## Objective
Identify each line below containing the string "that" and copy it.

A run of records
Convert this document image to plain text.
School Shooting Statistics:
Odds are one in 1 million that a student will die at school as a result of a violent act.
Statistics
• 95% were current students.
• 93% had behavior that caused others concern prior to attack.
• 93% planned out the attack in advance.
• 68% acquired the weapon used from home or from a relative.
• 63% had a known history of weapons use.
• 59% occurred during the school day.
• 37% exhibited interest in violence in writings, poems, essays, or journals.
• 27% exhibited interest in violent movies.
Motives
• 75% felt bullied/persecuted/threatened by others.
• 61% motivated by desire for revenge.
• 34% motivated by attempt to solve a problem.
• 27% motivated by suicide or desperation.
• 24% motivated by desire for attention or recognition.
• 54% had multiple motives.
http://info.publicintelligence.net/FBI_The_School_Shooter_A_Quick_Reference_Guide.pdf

--

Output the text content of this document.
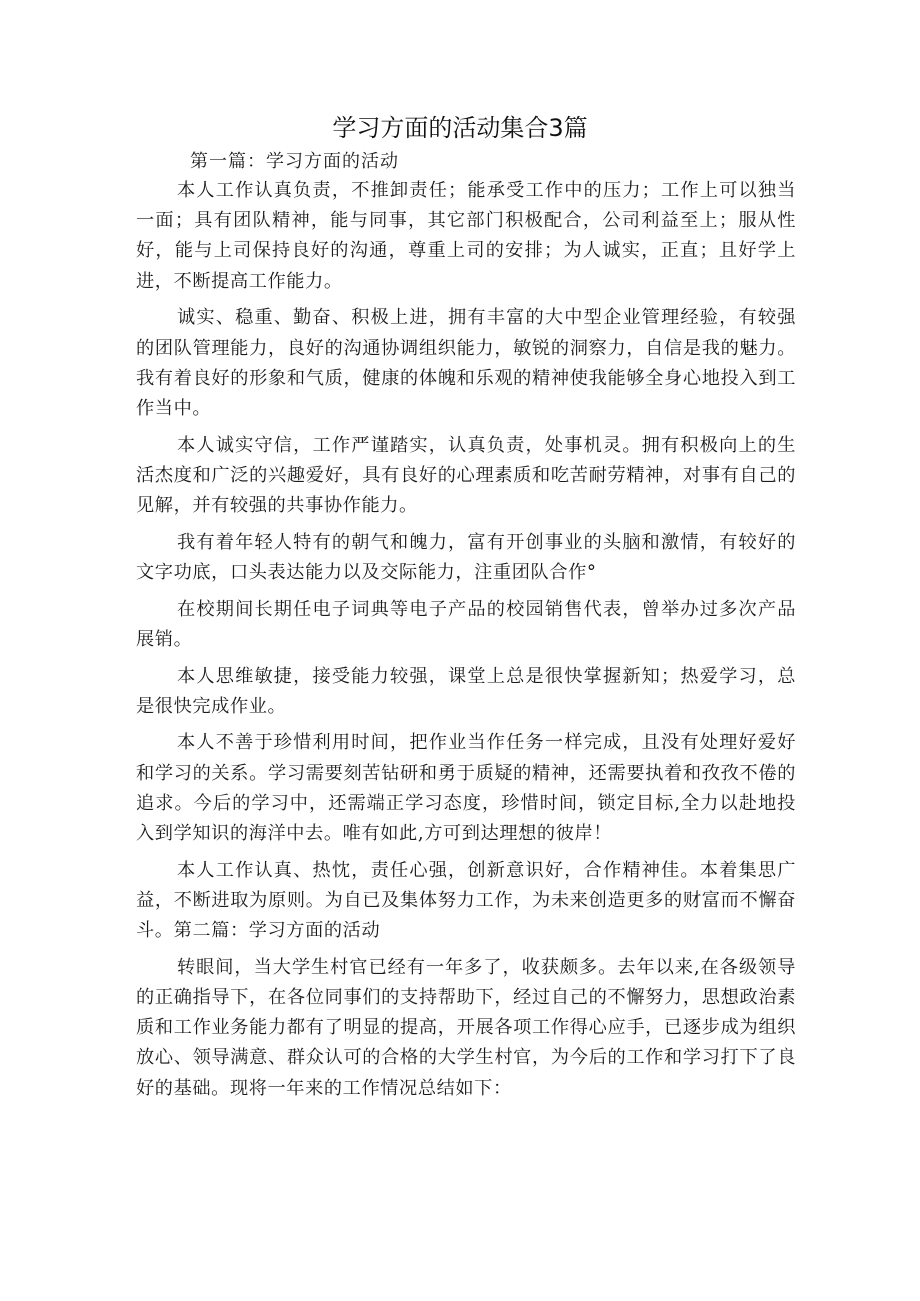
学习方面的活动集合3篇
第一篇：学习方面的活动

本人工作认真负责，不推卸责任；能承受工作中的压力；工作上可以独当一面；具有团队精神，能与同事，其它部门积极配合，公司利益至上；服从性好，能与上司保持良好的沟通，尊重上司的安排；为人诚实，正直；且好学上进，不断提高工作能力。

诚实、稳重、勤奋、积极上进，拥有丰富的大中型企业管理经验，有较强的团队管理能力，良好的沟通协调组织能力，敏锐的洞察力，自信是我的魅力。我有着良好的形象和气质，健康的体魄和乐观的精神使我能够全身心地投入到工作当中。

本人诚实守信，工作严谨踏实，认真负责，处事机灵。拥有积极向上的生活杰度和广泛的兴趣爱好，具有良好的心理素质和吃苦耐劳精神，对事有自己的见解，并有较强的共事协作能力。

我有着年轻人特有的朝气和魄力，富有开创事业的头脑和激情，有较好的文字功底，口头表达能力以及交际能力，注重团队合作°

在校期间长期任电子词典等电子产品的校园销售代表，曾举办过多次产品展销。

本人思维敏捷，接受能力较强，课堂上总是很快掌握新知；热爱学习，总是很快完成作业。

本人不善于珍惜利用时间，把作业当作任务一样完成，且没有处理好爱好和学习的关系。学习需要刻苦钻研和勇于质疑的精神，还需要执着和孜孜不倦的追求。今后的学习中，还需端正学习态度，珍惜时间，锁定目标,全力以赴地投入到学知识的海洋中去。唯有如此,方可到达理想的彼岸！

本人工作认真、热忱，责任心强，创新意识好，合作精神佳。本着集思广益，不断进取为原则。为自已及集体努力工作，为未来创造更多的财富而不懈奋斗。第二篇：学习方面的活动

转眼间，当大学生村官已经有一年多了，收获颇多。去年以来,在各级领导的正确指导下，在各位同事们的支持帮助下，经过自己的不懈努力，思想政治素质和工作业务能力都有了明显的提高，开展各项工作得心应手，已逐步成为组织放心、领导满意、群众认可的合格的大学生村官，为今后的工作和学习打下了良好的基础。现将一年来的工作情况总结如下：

## Correct answer
Odds are one in 1 million that a student will die at school as a result of a violent act.
• 93% had behavior that caused others concern prior to attack.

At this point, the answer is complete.